(Raw records)
------------------------------------------------
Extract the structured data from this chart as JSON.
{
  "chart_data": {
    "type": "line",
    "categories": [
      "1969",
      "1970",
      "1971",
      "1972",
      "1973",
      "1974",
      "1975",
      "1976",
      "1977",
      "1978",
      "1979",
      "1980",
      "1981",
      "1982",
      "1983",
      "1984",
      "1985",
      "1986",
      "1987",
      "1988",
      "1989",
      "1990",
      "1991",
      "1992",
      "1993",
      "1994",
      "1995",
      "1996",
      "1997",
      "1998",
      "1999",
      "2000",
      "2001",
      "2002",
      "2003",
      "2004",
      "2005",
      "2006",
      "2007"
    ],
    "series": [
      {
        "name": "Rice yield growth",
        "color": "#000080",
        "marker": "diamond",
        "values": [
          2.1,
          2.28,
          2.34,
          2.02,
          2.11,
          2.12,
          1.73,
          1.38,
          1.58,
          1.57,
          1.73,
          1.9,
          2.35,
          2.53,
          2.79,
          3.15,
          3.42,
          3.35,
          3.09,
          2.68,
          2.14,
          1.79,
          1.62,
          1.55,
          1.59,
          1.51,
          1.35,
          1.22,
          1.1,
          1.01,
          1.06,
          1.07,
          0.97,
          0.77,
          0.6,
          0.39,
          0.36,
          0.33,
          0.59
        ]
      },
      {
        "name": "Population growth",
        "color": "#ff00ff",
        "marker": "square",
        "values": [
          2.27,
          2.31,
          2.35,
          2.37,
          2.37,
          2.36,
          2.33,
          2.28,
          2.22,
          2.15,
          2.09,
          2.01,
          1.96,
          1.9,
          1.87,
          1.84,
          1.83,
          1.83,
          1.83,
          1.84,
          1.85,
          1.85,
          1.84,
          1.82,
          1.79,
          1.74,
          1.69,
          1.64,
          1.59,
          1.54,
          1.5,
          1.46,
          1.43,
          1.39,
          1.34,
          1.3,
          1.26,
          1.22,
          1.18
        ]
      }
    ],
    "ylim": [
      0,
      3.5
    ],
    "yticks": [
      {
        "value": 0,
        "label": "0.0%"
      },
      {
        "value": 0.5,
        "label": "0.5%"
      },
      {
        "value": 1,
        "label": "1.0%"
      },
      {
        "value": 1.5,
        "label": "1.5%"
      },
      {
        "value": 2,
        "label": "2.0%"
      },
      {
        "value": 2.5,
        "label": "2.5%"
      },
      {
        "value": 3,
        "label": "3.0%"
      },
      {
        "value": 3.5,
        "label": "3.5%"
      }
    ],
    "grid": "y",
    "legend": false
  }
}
------------------------------------------------
▸ STATED EXERCISE: Give the complete listing a second time, exactly as it reads.

▸ THE RESPONSE:
Extract the structured data from this chart as JSON.
{
  "chart_data": {
    "type": "line",
    "categories": [
      "1969",
      "1970",
      "1971",
      "1972",
      "1973",
      "1974",
      "1975",
      "1976",
      "1977",
      "1978",
      "1979",
      "1980",
      "1981",
      "1982",
      "1983",
      "1984",
      "1985",
      "1986",
      "1987",
      "1988",
      "1989",
      "1990",
      "1991",
      "1992",
      "1993",
      "1994",
      "1995",
      "1996",
      "1997",
      "1998",
      "1999",
      "2000",
      "2001",
      "2002",
      "2003",
      "2004",
      "2005",
      "2006",
      "2007"
    ],
    "series": [
      {
        "name": "Rice yield growth",
        "color": "#000080",
        "marker": "diamond",
        "values": [
          2.1,
          2.28,
          2.34,
          2.02,
          2.11,
          2.12,
          1.73,
          1.38,
          1.58,
          1.57,
          1.73,
          1.9,
          2.35,
          2.53,
          2.79,
          3.15,
          3.42,
          3.35,
          3.09,
          2.68,
          2.14,
          1.79,
          1.62,
          1.55,
          1.59,
          1.51,
          1.35,
          1.22,
          1.1,
          1.01,
          1.06,
          1.07,
          0.97,
          0.77,
          0.6,
          0.39,
          0.36,
          0.33,
          0.59
        ]
      },
      {
        "name": "Population growth",
        "color": "#ff00ff",
        "marker": "square",
        "values": [
          2.27,
          2.31,
          2.35,
          2.37,
          2.37,
          2.36,
          2.33,
          2.28,
          2.22,
          2.15,
          2.09,
          2.01,
          1.96,
          1.9,
          1.87,
          1.84,
          1.83,
          1.83,
          1.83,
          1.84,
          1.85,
          1.85,
          1.84,
          1.82,
          1.79,
          1.74,
          1.69,
          1.64,
          1.59,
          1.54,
          1.5,
          1.46,
          1.43,
          1.39,
          1.34,
          1.3,
          1.26,
          1.22,
          1.18
        ]
      }
    ],
    "ylim": [
      0,
      3.5
    ],
    "yticks": [
      {
        "value": 0,
        "label": "0.0%"
      },
      {
        "value": 0.5,
        "label": "0.5%"
      },
      {
        "value": 1,
        "label": "1.0%"
      },
      {
        "value": 1.5,
        "label": "1.5%"
      },
      {
        "value": 2,
        "label": "2.0%"
      },
      {
        "value": 2.5,
        "label": "2.5%"
      },
      {
        "value": 3,
        "label": "3.0%"
      },
      {
        "value": 3.5,
        "label": "3.5%"
      }
    ],
    "grid": "y",
    "legend": false
  }
}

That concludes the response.